Look through the lines below and extract each one that contains "title".

● Data items

__________________________________________________

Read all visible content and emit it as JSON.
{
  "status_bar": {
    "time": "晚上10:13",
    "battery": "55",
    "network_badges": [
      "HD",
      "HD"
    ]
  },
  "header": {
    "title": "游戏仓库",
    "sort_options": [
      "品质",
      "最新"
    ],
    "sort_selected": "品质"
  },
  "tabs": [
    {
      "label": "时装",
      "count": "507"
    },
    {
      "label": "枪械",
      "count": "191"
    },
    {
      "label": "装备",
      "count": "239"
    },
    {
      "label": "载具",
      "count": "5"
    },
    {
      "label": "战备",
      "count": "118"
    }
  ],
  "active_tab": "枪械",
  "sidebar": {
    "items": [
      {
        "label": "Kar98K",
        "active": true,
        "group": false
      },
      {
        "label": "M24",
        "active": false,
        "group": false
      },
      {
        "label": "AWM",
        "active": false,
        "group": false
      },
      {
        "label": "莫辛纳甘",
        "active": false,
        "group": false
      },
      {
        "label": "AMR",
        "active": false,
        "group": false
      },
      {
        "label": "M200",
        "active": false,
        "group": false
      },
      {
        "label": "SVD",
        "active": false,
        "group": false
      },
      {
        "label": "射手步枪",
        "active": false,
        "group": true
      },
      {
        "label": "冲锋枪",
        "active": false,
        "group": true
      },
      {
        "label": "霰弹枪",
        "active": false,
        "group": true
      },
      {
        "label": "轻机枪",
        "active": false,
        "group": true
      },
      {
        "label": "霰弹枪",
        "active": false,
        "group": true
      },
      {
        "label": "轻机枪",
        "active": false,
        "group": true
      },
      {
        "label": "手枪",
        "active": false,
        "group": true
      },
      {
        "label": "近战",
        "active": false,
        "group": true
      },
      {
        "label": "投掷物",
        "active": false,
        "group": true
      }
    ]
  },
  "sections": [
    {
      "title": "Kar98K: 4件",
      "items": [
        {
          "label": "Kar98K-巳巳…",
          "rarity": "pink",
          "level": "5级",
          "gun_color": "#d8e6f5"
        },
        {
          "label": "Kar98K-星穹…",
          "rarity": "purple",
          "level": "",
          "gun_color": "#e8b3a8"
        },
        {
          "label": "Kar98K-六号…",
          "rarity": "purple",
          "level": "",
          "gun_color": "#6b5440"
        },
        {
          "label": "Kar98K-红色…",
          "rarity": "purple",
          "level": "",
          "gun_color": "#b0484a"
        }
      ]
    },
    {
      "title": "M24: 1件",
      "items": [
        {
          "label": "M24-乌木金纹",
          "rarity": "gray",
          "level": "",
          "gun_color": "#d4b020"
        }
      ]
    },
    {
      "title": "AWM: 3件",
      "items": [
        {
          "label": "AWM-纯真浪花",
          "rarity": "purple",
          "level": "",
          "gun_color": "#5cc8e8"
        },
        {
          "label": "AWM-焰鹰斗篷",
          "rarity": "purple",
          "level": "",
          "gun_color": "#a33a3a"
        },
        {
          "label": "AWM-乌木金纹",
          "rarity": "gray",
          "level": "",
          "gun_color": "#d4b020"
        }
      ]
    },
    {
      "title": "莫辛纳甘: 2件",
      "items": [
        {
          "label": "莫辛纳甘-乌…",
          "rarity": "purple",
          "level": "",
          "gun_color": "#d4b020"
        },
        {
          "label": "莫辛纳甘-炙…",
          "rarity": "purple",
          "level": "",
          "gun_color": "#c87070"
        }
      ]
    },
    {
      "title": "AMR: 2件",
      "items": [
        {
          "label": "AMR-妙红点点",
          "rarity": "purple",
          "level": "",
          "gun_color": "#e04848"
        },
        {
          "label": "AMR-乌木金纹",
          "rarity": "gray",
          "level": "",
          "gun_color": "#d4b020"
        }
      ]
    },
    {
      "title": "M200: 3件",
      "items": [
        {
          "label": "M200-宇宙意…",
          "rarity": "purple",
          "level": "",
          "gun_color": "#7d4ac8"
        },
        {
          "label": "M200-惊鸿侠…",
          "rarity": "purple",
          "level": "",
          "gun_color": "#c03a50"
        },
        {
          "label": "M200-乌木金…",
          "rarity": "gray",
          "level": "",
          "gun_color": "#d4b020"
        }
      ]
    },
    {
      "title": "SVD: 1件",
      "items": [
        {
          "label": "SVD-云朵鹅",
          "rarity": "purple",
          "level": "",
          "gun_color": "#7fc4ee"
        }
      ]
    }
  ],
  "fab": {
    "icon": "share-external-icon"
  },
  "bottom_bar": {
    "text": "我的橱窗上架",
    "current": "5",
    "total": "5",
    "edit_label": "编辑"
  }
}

__________________________________________________

● Response to this exercise
    "title": "游戏仓库",
      "title": "Kar98K: 4件",
      "title": "M24: 1件",
      "title": "AWM: 3件",
      "title": "莫辛纳甘: 2件",
      "title": "AMR: 2件",
      "title": "M200: 3件",
      "title": "SVD: 1件",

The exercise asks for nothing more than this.